Work out the number of lines containing "Output". Give that number alone.

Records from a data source
################
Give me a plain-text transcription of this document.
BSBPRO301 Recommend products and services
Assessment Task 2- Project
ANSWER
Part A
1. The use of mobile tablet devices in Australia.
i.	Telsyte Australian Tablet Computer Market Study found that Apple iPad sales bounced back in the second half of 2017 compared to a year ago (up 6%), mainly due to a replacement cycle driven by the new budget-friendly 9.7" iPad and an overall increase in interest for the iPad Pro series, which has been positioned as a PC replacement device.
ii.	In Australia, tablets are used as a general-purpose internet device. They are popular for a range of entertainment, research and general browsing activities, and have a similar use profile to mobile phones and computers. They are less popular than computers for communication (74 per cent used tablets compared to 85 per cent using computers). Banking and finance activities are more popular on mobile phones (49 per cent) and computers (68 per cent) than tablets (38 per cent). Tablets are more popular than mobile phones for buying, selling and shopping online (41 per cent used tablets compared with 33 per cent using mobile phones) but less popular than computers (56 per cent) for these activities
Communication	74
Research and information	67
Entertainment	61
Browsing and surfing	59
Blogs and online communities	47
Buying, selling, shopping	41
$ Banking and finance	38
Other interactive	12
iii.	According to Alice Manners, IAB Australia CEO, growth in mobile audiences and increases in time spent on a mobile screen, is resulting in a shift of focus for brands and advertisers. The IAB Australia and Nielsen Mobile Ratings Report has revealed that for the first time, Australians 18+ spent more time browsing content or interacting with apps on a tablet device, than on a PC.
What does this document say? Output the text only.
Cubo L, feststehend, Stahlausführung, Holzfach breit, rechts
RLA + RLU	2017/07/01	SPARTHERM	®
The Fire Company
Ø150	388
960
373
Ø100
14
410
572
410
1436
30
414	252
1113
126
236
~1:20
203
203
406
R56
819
################
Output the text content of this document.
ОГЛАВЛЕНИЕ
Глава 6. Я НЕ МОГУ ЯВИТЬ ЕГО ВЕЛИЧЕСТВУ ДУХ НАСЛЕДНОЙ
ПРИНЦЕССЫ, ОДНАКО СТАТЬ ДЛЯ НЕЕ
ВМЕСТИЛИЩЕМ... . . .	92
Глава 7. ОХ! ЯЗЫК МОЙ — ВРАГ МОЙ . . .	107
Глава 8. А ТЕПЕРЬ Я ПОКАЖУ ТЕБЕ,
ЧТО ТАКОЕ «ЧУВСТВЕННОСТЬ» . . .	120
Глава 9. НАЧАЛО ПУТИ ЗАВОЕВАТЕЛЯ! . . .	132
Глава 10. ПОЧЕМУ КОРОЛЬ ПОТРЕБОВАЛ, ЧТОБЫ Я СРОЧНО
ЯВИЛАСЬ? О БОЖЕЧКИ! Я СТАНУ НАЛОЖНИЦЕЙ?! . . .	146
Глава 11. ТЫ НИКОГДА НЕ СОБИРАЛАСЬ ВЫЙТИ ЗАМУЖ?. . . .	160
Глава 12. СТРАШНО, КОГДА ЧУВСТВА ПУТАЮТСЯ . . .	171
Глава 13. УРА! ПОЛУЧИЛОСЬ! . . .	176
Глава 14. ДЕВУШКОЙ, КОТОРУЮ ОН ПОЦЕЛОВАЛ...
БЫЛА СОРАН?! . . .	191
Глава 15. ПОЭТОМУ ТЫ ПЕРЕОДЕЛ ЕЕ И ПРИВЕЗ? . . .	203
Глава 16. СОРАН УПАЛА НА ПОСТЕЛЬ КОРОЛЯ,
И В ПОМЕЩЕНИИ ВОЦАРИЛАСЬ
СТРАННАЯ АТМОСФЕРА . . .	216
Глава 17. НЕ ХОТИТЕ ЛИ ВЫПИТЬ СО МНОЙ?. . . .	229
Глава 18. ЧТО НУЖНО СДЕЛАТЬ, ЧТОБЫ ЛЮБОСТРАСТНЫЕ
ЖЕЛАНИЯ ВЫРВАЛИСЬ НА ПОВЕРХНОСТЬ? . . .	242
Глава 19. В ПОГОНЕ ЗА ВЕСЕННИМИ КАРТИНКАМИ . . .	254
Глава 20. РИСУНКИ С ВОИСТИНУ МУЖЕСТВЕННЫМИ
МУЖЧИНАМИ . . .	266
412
################
Solution below: 2